→ **THE EXERCISE**
Copy each line of the records that contains the word "AVENUE".

→ **DATA FOR THIS EXERCISE**
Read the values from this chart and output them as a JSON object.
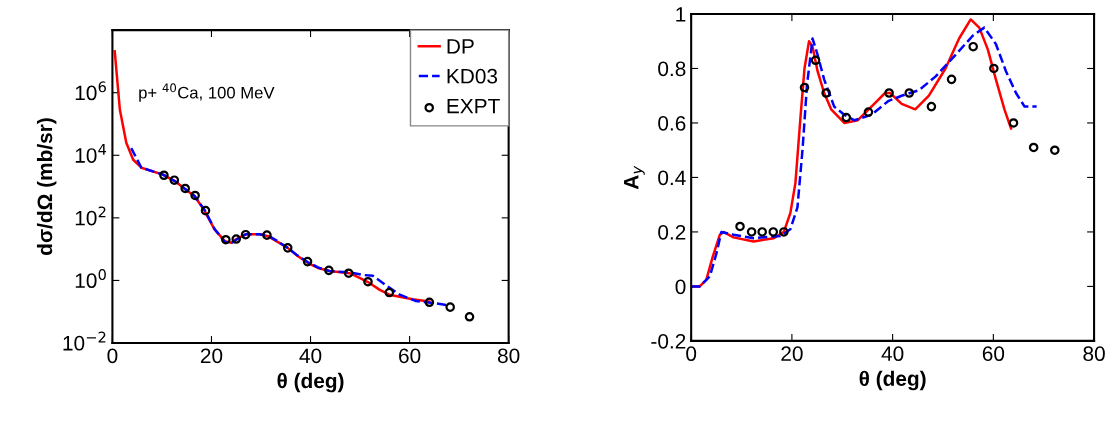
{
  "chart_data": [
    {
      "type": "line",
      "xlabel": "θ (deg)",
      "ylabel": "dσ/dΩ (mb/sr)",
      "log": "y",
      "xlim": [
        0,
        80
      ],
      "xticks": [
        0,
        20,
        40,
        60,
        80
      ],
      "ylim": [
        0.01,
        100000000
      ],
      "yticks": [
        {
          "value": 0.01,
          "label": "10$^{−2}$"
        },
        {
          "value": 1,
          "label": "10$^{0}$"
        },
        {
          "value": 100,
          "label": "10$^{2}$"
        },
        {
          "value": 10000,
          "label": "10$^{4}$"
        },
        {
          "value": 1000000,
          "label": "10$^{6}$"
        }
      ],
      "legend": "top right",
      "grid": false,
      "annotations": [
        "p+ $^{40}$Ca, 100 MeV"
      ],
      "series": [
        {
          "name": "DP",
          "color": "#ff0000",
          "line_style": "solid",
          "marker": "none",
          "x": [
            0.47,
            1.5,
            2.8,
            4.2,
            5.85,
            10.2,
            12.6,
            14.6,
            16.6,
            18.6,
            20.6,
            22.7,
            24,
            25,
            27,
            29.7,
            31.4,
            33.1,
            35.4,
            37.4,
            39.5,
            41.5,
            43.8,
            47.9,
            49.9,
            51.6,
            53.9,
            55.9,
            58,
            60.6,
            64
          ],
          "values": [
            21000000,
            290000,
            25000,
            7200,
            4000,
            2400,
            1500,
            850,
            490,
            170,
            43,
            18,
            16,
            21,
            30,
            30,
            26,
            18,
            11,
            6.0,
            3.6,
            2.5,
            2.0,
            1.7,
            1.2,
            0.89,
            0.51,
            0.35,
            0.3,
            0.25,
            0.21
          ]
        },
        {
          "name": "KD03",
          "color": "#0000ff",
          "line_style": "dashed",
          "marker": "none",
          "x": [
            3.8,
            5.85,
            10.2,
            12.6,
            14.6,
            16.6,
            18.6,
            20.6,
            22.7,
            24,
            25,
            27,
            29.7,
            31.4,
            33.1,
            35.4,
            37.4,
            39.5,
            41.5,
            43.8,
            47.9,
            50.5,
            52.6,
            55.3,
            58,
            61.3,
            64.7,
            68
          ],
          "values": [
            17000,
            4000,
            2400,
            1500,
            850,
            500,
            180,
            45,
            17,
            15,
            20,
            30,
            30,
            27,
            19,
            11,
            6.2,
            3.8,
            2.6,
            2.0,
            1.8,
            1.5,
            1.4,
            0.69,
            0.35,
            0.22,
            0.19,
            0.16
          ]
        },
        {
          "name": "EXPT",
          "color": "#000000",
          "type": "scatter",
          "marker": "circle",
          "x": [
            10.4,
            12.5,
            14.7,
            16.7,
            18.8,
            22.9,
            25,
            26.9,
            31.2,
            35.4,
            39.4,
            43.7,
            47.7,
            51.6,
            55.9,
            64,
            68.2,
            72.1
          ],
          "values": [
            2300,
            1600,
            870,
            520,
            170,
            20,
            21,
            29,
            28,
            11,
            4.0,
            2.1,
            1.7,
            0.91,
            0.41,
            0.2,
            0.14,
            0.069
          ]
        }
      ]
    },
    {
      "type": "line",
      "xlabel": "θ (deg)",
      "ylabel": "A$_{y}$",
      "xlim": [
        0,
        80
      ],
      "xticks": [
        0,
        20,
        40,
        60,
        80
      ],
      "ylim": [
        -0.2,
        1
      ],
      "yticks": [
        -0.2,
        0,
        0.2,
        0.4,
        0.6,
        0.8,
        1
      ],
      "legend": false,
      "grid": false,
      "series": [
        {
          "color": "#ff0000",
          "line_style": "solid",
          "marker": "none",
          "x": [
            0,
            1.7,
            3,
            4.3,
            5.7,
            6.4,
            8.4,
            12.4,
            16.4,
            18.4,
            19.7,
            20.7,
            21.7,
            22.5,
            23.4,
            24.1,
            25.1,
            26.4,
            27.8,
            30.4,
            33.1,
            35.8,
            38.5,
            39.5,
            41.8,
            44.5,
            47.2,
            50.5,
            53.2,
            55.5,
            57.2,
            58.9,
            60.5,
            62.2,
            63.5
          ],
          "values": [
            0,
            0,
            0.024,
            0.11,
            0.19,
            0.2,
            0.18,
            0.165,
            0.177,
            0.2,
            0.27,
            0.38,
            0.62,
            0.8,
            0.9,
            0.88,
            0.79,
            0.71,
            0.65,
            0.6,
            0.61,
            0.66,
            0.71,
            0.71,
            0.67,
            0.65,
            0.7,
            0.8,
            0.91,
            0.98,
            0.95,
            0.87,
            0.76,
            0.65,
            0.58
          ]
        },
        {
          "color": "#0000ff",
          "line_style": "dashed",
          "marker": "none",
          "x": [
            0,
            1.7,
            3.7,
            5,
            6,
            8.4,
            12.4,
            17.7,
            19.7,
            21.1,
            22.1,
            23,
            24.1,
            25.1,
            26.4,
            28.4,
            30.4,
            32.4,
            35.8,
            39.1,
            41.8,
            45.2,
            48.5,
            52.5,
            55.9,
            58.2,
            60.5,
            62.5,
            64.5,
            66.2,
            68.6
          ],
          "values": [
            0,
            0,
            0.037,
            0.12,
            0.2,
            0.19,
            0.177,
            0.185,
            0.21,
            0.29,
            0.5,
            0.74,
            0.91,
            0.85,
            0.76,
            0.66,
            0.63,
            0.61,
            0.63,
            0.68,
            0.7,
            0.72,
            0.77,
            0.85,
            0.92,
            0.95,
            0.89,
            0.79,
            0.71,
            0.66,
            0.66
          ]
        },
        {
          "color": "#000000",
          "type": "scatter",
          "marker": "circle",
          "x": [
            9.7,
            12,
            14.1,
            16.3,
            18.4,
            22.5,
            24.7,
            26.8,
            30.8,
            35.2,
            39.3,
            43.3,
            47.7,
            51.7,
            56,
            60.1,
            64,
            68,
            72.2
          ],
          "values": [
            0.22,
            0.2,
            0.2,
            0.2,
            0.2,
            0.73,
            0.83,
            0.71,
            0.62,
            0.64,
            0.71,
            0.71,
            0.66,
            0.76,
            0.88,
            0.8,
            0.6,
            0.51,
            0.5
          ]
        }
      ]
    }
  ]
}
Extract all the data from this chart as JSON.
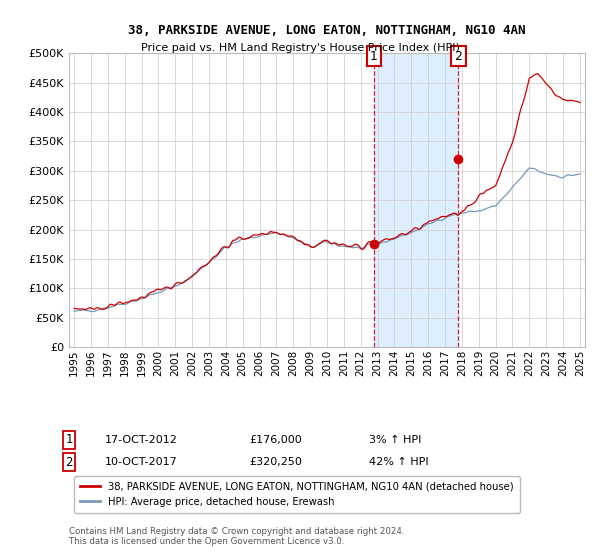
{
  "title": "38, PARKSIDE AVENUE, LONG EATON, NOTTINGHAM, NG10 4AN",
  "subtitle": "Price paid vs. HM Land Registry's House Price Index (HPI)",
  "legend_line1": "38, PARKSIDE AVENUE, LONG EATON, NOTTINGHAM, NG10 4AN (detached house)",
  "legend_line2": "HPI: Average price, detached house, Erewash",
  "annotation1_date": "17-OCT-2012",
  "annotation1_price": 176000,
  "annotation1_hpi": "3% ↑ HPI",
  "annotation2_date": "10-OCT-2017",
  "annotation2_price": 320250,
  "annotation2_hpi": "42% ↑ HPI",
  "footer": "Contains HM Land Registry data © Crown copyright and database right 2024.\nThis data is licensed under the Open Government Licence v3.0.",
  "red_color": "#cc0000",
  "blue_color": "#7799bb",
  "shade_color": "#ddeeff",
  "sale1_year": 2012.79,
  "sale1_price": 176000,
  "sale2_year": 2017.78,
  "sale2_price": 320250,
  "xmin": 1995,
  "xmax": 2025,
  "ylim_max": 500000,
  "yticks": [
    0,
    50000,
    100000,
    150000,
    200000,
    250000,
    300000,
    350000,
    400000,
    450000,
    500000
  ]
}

→ **CORRECT RESPONSE**
  "title": "38, PARKSIDE AVENUE, LONG EATON, NOTTINGHAM, NG10 4AN",
  "legend_line1": "38, PARKSIDE AVENUE, LONG EATON, NOTTINGHAM, NG10 4AN (detached house)",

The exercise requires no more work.